• _PROMPT 1_
Translate this sentence from the passage on pointer-style indexing in Python into Spanish: "This offset is always added onto the index when the list is accessed."

------------------------

Assuming z is passed as a list (in the corresponding python code). The z += 3 can be translated to del z[:3] which moves the element 3 to 0. However in python, you need to copy the array before doing that, because with the del-statement, the array gets modified.

In C you are able to access the elements before the pointed index through negative indices. This can be done with an "invisible" offset nested in a class. This offset is always added onto the index when the list is accessed. The following class demonstrates the behavior.

class pointer_like:
    def __init__(self, lst):
        self.lst = lst; self.offset = 0

    # self[index]
    def __getitem__(self, index):
        return self.lst[self.offset + index]

    # self += offset
    def __iadd__(self, offset):
        self.offset += offset

    # other member functions...

# as your example above
def somename(z):
    z = pointer_like(z)
    while (....):
        a += z[0]
        b += z[1]
        c += z[2]
        z += 3

>>> # other example
>>> z = pointer_like([0, 1, 2, 3, 4, 5])
>>> z[0]
0
>>> z += 3
>>> z[0]
3
>>>
>>> # with normal python lists, this would mean third last element
>>> z[-3]
0
>>> z += -5
>>> z[2]
0
>>>
>>> # this is special, because z.offset is negative (-2),
>>> # when a list item is accessed through a negative index,
>>> # it is counted from the end of the array in python.
>>> # In this case, it is -2, so the second last is accessed
>>> # In C this would cause undefined behavor, on most
>>> # platforms this causes an access violation
>>> z[0]
4

Note that pyhon also has a += operator for lists, but this allows to append another list at the end.

------------------------

• _PROMPT 2_
In the rows below, write out everything from the line containing "- data-point: [549, 506, 555, 512]" down to the line containing "- brain-gyrus: [51, 883, 146, 895]", with both of those lines included.

------------------------

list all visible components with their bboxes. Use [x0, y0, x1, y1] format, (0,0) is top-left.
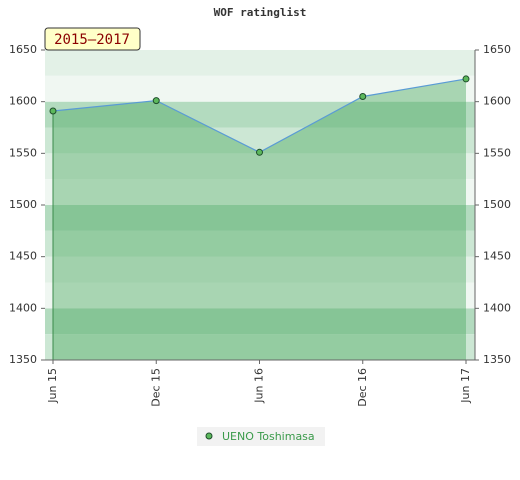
band — [45, 50, 475, 76]
band — [45, 230, 475, 257]
legend-box — [197, 427, 325, 446]
band — [45, 282, 475, 309]
point — [359, 93, 367, 100]
band — [45, 101, 475, 128]
band — [45, 153, 475, 180]
x-tick-label: Jun 16 — [253, 368, 266, 404]
x-tick-label: Jun 17 — [459, 368, 472, 404]
y-tick-label: 1400 — [9, 301, 37, 314]
legend-marker — [205, 432, 213, 440]
y-tick-label: 1500 — [9, 198, 37, 211]
band — [45, 179, 475, 205]
point — [152, 97, 160, 105]
x-tick-label: Dec 15 — [149, 368, 162, 407]
x-tick-label: Dec 16 — [356, 368, 369, 407]
band — [45, 334, 475, 360]
band — [45, 75, 475, 102]
y-tick-label: 1350 — [9, 353, 37, 366]
point — [462, 75, 470, 83]
band — [45, 308, 475, 335]
y2-tick-label: 1350 — [483, 353, 511, 366]
y-tick-label: 1650 — [9, 43, 37, 56]
point — [49, 107, 57, 115]
x-tick-label: Jun 15 — [46, 368, 59, 404]
y2-tick-label: 1650 — [483, 43, 511, 56]
period-box — [44, 27, 141, 51]
y2-tick-label: 1550 — [483, 146, 511, 159]
y2-tick-label: 1500 — [483, 198, 511, 211]
y-tick-label: 1450 — [9, 250, 37, 263]
y-tick-label: 1600 — [9, 95, 37, 108]
y2-tick-label: 1400 — [483, 301, 511, 314]
band — [45, 256, 475, 283]
band — [45, 205, 475, 231]
y-tick-label: 1550 — [9, 146, 37, 159]
chart-title: WOF ratinglist — [214, 6, 307, 19]
period-label: 2015–2017 — [54, 32, 130, 48]
y2-tick-label: 1600 — [483, 95, 511, 108]
plot-area — [45, 50, 475, 360]
area — [53, 78, 466, 360]
legend-label: UENO Toshimasa — [222, 430, 315, 443]
y2-tick-label: 1450 — [483, 250, 511, 263]
point — [256, 148, 263, 156]
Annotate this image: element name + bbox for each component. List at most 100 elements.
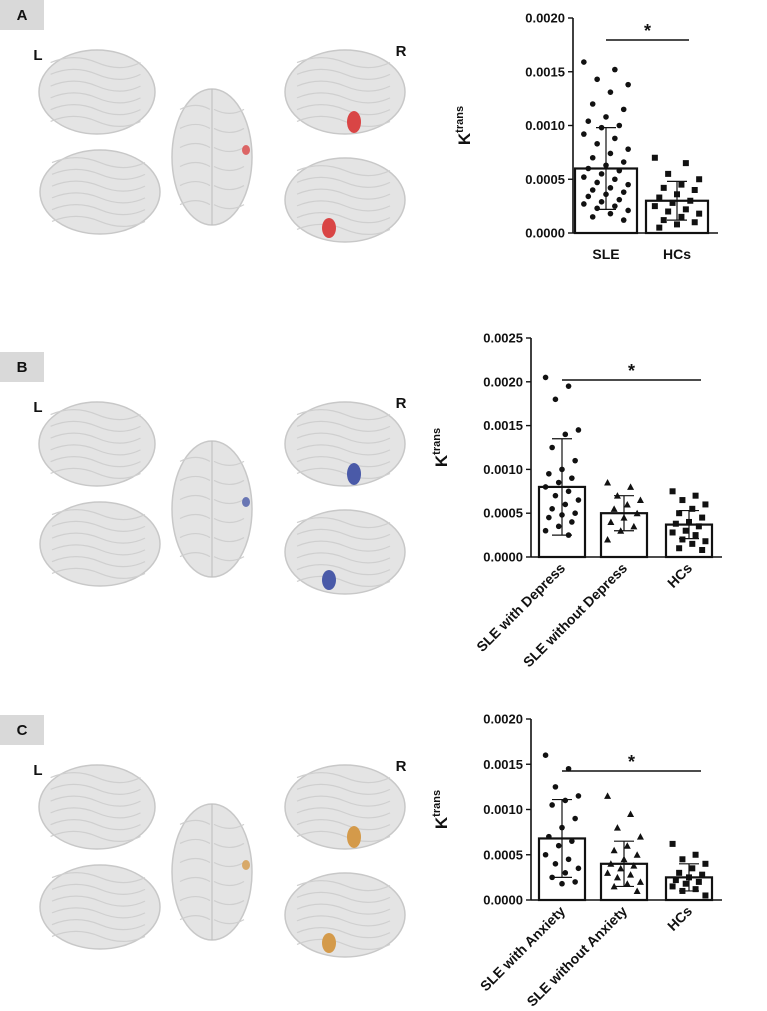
- data-point: [549, 506, 555, 512]
- data-point: [676, 510, 683, 517]
- data-point: [676, 545, 683, 552]
- data-point: [679, 497, 686, 504]
- brain-gyrus: [51, 567, 146, 579]
- data-point: [651, 203, 658, 210]
- brain-gyrus: [296, 176, 391, 188]
- brain-outline: [39, 864, 161, 950]
- brain-gyrus: [51, 532, 146, 544]
- brain-gyrus: [296, 165, 391, 177]
- brain-gyrus: [51, 883, 146, 895]
- data-point: [696, 210, 703, 217]
- data-point: [572, 815, 578, 822]
- data-point: [559, 824, 565, 831]
- data-point: [562, 797, 569, 804]
- data-point: [603, 114, 609, 120]
- brain-gyrus: [296, 444, 391, 456]
- brain-gyrus: [179, 494, 245, 505]
- data-point: [613, 873, 621, 881]
- y-tick-label: 0.0005: [483, 506, 523, 521]
- brain-gyrus: [179, 200, 245, 210]
- data-point: [656, 194, 663, 201]
- brain-gyrus: [51, 930, 146, 942]
- data-point: [552, 784, 559, 790]
- brain-outline: [39, 501, 161, 587]
- data-point: [617, 864, 625, 872]
- brain-gyrus: [51, 509, 146, 521]
- brain-gyrus: [296, 409, 391, 421]
- data-point: [610, 846, 618, 854]
- data-point: [676, 869, 683, 876]
- data-point: [565, 856, 572, 863]
- brain-gyrus: [179, 513, 245, 524]
- data-point: [552, 396, 559, 403]
- brain-gyrus: [179, 104, 245, 114]
- brain-gyrus: [179, 895, 245, 906]
- x-tick-label: SLE: [592, 246, 619, 262]
- panel-label-box: [0, 352, 44, 382]
- data-point: [682, 160, 689, 167]
- data-point: [565, 383, 572, 389]
- data-point: [620, 855, 628, 863]
- data-point: [620, 159, 627, 165]
- panel-label: C: [17, 722, 28, 739]
- brain-outline: [284, 764, 406, 850]
- x-tick-label: HCs: [664, 560, 695, 591]
- data-point: [562, 431, 569, 438]
- data-point: [555, 523, 562, 530]
- data-point: [607, 210, 614, 217]
- hemisphere-label: R: [396, 395, 407, 412]
- brain-gyrus: [296, 92, 391, 104]
- y-axis-label-main: K: [432, 454, 451, 467]
- data-point: [569, 475, 575, 481]
- brain-region: [322, 218, 336, 238]
- brain-outline: [284, 401, 406, 487]
- data-point: [636, 496, 644, 504]
- brain-gyrus: [51, 556, 146, 568]
- y-axis-label-main: K: [455, 132, 474, 145]
- data-point: [598, 124, 605, 131]
- brain-gyrus: [179, 180, 245, 191]
- data-point: [594, 76, 600, 83]
- data-point: [598, 171, 605, 177]
- data-point: [542, 374, 549, 381]
- brain-outline: [284, 872, 406, 958]
- y-tick-label: 0.0000: [483, 550, 523, 565]
- brain-gyrus: [51, 192, 146, 204]
- data-point: [636, 878, 644, 885]
- data-point: [559, 880, 565, 887]
- data-point: [679, 536, 686, 543]
- brain-gyrus: [51, 895, 146, 907]
- brain-gyrus: [296, 915, 391, 927]
- data-point: [572, 510, 578, 516]
- data-point: [616, 122, 623, 129]
- data-point: [559, 466, 565, 473]
- error-bar: [667, 180, 687, 221]
- brain-gyrus: [51, 168, 146, 180]
- data-point: [589, 214, 596, 220]
- brain-gyrus: [296, 819, 391, 831]
- data-point: [589, 187, 596, 193]
- data-point: [669, 883, 676, 890]
- data-point: [682, 206, 689, 213]
- brain-gyrus: [296, 540, 391, 552]
- data-point: [594, 140, 600, 147]
- data-point: [581, 174, 587, 180]
- panel-label-box: [0, 715, 44, 745]
- brain-gyrus: [296, 927, 391, 939]
- data-point: [689, 865, 696, 872]
- brain-gyrus: [296, 575, 391, 587]
- data-point: [682, 527, 689, 534]
- brain-gyrus: [296, 783, 391, 795]
- data-point: [581, 201, 587, 207]
- data-point: [699, 514, 706, 521]
- data-point: [656, 224, 663, 231]
- data-point: [702, 860, 709, 867]
- brain-gyrus: [50, 795, 141, 807]
- brain-gyrus: [296, 891, 391, 903]
- brain-gyrus: [296, 212, 391, 224]
- data-point: [665, 170, 672, 177]
- brain-outline: [284, 157, 406, 243]
- brain-gyrus: [179, 532, 245, 543]
- data-point: [672, 877, 679, 884]
- data-point: [633, 887, 641, 894]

------------------------

• _TASK OUTPUT 1_
Este desplazamiento siempre se suma al índice cuando se accede a la lista.

• _TASK OUTPUT 2_
- data-point: [549, 506, 555, 512]
- data-point: [676, 510, 683, 517]
- data-point: [676, 545, 683, 552]
- data-point: [679, 497, 686, 504]
- brain-gyrus: [51, 567, 146, 579]
- data-point: [651, 203, 658, 210]
- brain-gyrus: [296, 176, 391, 188]
- brain-outline: [39, 864, 161, 950]
- brain-gyrus: [51, 532, 146, 544]
- brain-gyrus: [296, 165, 391, 177]
- brain-gyrus: [51, 883, 146, 895]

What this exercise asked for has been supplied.